Data in this exercise>
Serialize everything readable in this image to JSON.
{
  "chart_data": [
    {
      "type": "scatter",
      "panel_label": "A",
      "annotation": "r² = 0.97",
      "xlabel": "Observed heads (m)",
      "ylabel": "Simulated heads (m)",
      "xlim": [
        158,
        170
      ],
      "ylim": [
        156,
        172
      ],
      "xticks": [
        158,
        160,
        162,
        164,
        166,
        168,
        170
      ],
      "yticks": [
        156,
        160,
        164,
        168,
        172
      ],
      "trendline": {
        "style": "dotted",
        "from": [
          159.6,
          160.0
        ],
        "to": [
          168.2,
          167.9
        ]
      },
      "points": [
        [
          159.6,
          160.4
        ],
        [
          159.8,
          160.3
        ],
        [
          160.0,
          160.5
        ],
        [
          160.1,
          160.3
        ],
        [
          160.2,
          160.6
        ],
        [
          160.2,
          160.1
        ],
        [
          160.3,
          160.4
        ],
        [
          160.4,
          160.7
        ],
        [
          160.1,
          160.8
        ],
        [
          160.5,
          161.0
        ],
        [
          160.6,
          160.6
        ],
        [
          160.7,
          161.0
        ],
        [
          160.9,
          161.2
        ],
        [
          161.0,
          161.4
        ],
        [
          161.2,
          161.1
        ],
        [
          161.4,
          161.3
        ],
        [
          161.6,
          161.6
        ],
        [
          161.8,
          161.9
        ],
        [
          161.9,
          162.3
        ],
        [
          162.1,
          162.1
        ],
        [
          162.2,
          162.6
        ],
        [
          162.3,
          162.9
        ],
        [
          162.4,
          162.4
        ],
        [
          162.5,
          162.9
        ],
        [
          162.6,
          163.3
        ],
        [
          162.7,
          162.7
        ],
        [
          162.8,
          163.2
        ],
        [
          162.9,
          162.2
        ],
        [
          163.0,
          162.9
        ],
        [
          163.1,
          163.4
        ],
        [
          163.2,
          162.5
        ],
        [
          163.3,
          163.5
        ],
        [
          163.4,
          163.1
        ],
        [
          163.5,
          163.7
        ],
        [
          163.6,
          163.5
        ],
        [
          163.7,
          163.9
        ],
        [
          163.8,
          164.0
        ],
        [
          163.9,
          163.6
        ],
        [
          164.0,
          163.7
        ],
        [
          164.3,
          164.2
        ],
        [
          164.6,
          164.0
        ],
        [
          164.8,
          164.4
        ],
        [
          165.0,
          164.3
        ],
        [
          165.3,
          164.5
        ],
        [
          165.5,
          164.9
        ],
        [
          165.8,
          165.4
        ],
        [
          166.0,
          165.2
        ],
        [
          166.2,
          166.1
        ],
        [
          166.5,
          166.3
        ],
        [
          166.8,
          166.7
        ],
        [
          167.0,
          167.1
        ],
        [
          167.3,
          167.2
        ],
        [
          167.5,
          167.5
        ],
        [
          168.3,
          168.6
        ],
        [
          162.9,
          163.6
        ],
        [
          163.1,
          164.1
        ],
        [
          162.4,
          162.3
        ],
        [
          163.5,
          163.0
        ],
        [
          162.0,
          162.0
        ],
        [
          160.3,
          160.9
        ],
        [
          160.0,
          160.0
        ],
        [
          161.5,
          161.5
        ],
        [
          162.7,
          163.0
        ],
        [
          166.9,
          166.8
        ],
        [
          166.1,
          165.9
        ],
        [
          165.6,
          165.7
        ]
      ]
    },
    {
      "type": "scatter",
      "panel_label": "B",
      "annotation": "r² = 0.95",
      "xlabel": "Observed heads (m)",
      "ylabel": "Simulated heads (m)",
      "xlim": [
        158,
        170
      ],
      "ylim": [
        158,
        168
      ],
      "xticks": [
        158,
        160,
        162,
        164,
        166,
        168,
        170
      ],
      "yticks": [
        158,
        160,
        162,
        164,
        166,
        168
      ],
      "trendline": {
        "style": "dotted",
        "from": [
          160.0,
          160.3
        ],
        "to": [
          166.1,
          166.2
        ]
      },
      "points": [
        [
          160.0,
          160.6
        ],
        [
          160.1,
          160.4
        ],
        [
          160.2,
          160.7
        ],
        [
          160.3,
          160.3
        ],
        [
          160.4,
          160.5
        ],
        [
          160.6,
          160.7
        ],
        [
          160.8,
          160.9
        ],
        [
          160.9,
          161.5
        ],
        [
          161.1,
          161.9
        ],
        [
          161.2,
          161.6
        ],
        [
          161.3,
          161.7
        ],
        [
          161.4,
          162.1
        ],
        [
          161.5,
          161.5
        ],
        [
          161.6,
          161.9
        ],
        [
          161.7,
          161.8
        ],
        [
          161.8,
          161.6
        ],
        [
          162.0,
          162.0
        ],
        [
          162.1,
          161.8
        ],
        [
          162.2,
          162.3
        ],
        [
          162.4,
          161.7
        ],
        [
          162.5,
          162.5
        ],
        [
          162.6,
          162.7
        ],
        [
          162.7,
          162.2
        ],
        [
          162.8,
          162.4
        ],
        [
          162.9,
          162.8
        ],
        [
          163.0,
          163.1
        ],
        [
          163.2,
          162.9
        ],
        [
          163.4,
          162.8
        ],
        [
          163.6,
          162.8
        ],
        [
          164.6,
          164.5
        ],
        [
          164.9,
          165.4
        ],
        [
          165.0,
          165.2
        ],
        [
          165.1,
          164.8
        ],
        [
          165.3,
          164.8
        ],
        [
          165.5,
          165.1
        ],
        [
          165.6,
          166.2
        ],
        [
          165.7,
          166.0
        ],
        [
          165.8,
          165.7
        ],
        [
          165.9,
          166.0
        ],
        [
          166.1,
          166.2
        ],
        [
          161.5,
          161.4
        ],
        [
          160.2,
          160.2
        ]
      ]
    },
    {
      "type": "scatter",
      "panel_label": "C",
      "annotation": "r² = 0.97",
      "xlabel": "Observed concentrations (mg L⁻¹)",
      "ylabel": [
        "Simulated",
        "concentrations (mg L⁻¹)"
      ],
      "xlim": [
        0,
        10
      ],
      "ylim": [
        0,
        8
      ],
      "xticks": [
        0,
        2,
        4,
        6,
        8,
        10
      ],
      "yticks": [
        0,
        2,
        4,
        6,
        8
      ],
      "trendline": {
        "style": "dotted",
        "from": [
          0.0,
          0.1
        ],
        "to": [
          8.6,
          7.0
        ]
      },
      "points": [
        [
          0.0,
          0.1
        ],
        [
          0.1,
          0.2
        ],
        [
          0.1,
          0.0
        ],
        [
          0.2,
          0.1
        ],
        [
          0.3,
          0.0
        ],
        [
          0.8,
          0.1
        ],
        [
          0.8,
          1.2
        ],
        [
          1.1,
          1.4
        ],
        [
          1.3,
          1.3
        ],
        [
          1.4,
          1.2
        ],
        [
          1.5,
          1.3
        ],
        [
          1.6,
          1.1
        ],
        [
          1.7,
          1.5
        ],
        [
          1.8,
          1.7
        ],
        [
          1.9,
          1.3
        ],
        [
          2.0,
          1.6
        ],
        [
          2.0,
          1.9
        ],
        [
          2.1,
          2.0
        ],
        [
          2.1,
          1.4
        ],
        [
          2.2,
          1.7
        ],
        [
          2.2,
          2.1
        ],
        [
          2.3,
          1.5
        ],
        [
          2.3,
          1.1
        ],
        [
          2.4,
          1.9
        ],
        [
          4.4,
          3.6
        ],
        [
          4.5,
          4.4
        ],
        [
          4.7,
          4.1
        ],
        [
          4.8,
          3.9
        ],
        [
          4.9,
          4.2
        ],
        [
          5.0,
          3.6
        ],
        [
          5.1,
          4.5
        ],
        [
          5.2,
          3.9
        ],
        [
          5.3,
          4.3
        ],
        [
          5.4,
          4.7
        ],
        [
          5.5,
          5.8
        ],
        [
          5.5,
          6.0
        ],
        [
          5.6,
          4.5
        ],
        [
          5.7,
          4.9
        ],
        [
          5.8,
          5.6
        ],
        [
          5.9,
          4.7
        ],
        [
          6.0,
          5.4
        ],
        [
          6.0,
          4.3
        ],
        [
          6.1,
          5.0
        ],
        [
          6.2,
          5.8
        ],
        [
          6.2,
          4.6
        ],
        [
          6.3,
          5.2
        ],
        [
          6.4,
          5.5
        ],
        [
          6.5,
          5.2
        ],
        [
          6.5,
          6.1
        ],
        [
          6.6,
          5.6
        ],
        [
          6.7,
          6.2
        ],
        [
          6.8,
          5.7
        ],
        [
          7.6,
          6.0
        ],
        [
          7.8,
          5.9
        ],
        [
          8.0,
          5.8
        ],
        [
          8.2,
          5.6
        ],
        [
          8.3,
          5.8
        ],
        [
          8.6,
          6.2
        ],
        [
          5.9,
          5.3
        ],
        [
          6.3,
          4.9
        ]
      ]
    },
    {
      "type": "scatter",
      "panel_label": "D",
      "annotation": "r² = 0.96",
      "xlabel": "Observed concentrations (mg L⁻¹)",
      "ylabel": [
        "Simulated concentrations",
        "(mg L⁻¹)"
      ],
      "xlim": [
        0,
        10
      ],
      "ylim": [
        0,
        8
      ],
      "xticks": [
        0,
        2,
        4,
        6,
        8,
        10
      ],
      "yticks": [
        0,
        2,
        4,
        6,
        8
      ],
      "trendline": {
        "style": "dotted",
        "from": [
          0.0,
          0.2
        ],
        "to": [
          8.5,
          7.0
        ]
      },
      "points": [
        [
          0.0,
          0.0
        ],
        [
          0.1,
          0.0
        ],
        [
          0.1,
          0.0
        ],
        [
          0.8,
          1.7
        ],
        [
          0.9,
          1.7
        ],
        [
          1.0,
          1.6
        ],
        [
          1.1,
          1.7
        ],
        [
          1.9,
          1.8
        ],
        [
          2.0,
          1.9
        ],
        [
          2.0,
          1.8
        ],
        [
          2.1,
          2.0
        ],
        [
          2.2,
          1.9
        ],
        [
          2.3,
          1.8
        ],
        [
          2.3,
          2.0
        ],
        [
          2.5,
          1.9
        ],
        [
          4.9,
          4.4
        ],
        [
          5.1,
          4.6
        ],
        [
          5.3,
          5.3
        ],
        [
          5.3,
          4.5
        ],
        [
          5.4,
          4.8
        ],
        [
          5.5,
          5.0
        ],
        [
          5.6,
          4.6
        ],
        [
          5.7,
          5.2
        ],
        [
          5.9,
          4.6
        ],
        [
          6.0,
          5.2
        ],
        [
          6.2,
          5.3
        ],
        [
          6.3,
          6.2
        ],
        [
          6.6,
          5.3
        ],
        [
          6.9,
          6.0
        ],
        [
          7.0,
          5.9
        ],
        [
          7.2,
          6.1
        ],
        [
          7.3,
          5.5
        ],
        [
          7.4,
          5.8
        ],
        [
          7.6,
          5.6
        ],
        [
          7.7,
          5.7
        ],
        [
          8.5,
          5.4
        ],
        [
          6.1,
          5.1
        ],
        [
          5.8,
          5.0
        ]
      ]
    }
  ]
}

Given task> Show every line that contains the word "concentrations".

Correct result>
      "xlabel": "Observed concentrations (mg L⁻¹)",
        "concentrations (mg L⁻¹)"
      "xlabel": "Observed concentrations (mg L⁻¹)",
        "Simulated concentrations",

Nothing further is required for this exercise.